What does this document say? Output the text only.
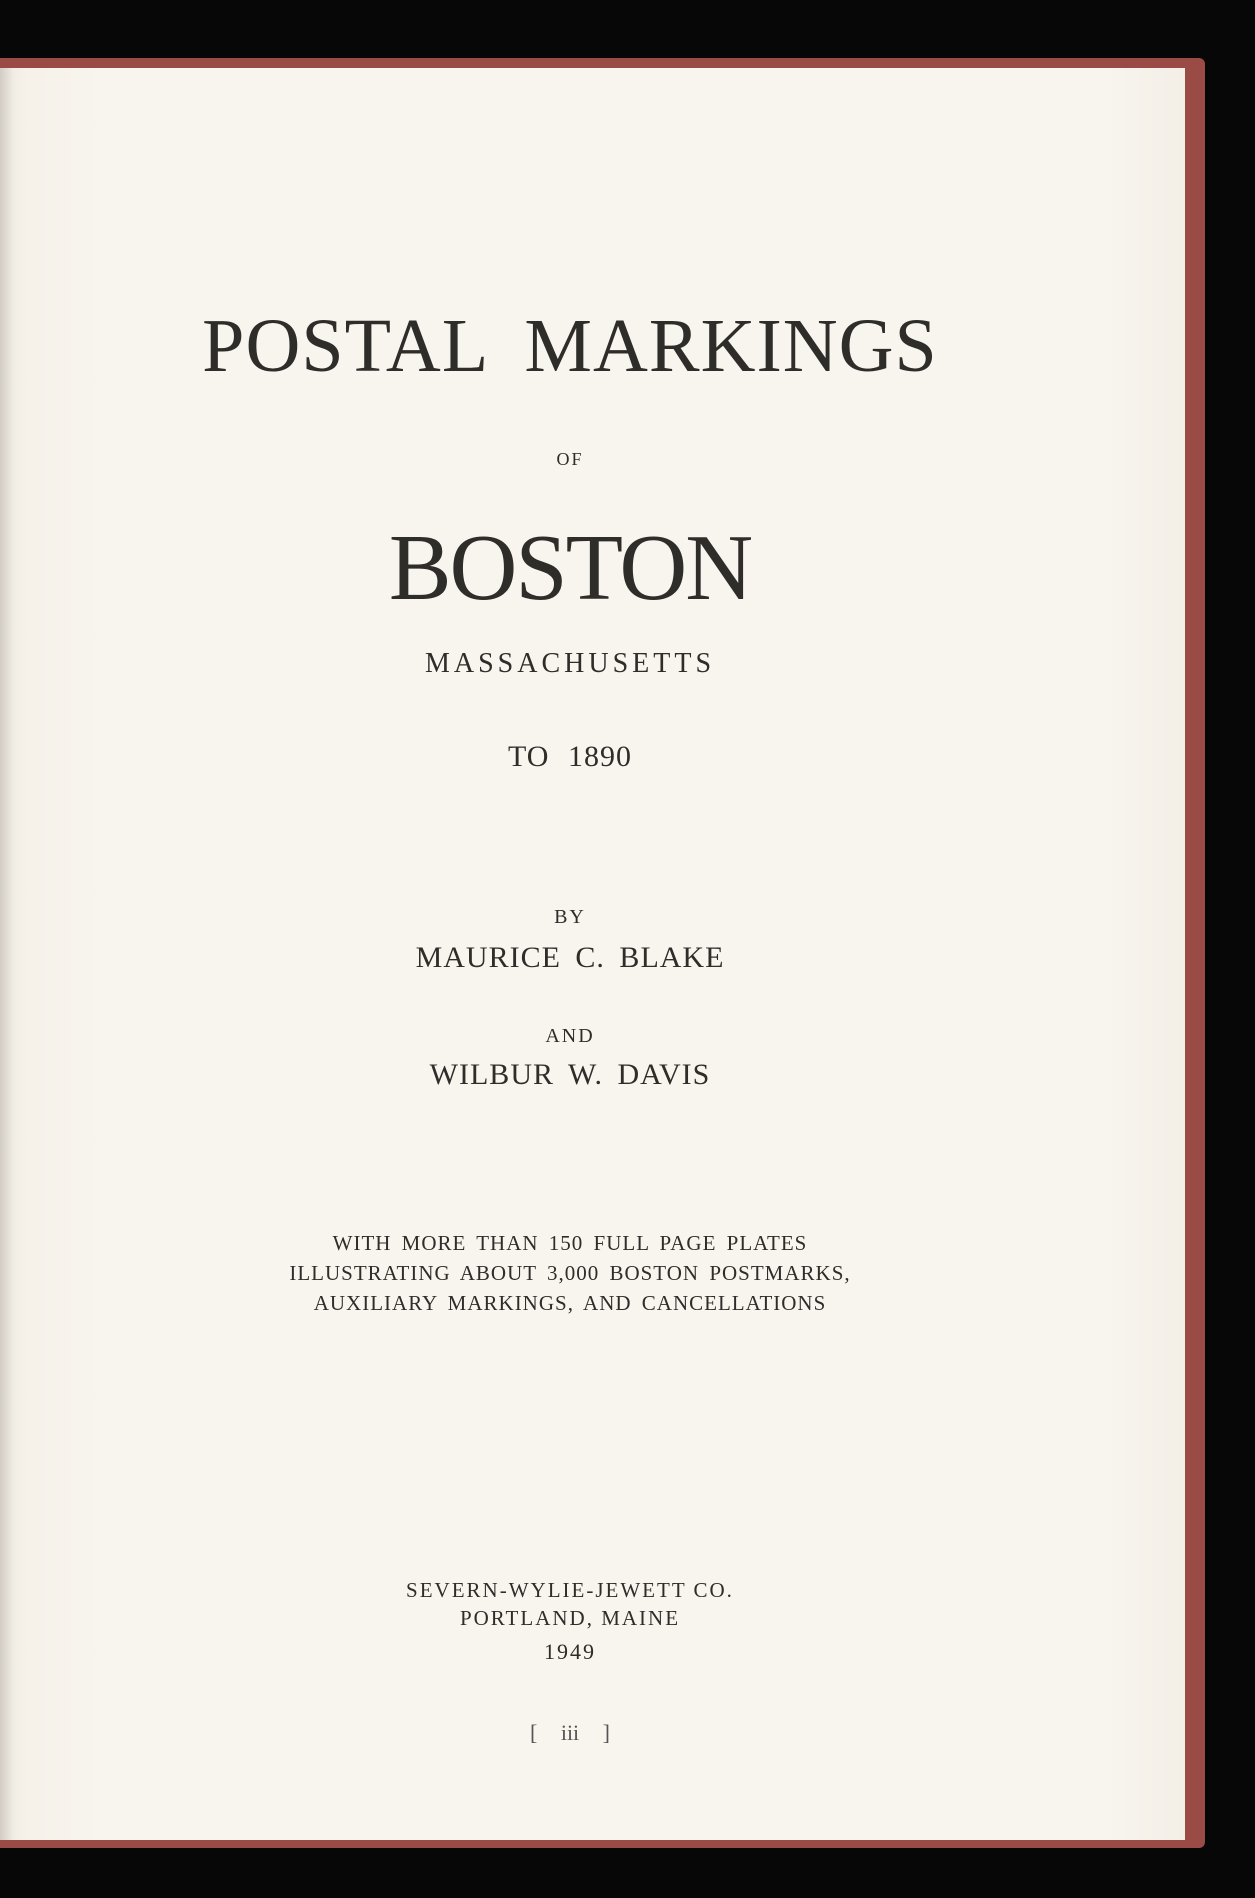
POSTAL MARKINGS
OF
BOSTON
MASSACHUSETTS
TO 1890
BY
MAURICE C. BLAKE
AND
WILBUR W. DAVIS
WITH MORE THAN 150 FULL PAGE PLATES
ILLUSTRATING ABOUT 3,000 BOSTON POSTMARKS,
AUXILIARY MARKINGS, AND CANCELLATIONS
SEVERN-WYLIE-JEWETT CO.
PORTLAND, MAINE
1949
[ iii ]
* * *
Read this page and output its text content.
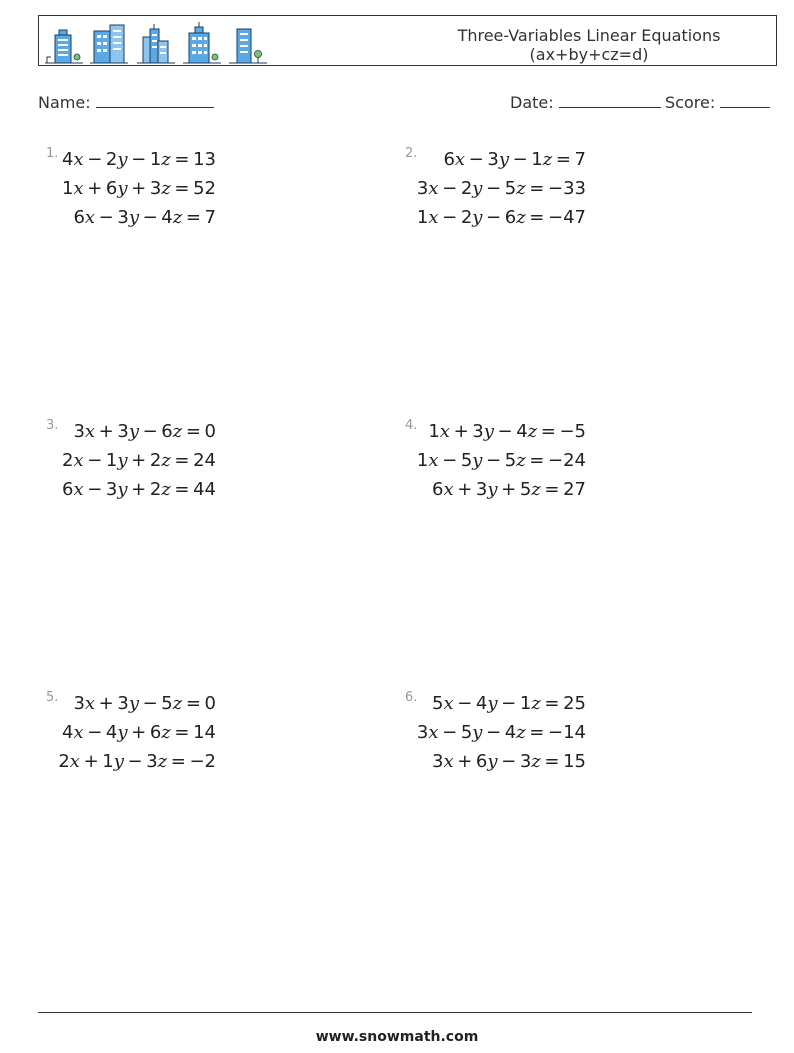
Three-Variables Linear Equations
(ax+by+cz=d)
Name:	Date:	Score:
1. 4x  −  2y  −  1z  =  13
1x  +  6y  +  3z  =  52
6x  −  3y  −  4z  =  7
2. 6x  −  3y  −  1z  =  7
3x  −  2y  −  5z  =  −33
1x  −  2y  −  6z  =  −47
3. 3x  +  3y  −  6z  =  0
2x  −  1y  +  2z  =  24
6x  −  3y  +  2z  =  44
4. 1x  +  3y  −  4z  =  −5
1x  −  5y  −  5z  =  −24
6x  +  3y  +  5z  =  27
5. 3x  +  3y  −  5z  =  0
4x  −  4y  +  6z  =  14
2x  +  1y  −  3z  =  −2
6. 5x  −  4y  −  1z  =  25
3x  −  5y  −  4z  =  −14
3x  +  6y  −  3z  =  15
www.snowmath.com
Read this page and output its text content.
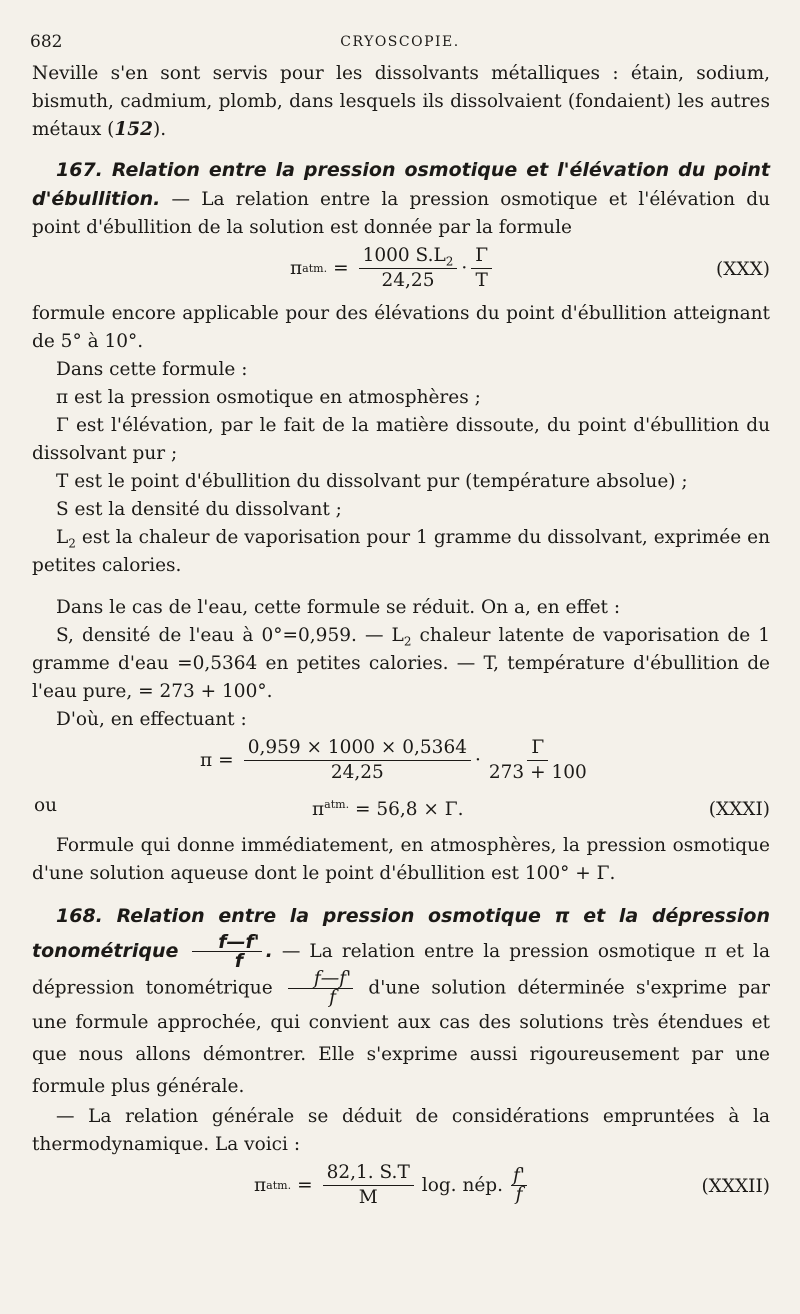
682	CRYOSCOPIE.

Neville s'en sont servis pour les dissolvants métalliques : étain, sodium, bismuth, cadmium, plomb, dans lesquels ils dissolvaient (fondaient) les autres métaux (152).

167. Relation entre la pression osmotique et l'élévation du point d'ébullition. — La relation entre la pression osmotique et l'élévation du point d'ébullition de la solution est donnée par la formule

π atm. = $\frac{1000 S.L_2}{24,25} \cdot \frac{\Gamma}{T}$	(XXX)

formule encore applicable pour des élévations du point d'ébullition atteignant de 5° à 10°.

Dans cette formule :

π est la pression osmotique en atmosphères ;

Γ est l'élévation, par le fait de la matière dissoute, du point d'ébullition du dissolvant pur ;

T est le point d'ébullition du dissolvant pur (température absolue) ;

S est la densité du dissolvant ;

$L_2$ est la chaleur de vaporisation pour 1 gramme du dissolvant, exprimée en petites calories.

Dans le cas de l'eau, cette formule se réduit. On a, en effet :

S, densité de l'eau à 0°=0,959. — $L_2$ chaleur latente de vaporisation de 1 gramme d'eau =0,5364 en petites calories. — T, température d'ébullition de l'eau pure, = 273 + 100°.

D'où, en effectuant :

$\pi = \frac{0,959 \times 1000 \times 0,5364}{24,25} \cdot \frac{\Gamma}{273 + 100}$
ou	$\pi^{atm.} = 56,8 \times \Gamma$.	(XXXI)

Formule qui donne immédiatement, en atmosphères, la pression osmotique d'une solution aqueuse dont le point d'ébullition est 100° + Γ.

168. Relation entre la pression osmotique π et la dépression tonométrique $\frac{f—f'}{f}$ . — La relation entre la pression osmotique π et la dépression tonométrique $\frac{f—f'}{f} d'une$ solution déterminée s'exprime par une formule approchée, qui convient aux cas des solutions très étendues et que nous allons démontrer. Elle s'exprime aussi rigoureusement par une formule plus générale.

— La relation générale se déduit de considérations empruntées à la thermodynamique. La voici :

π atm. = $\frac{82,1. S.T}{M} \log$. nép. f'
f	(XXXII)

== THE PROBLEM ==
Choose all lines containing the string "entre" and copy them out.

== FULL ANSWER ==
167. Relation entre la pression osmotique et l'élévation du point d'ébullition. — La relation entre la pression osmotique et l'élévation du point d'ébullition de la solution est donnée par la formule
168. Relation entre la pression osmotique π et la dépression tonométrique $\frac{f—f'}{f}$ . — La relation entre la pression osmotique π et la dépression tonométrique $\frac{f—f'}{f} d'une$ solution déterminée s'exprime par une formule approchée, qui convient aux cas des solutions très étendues et que nous allons démontrer. Elle s'exprime aussi rigoureusement par une formule plus générale.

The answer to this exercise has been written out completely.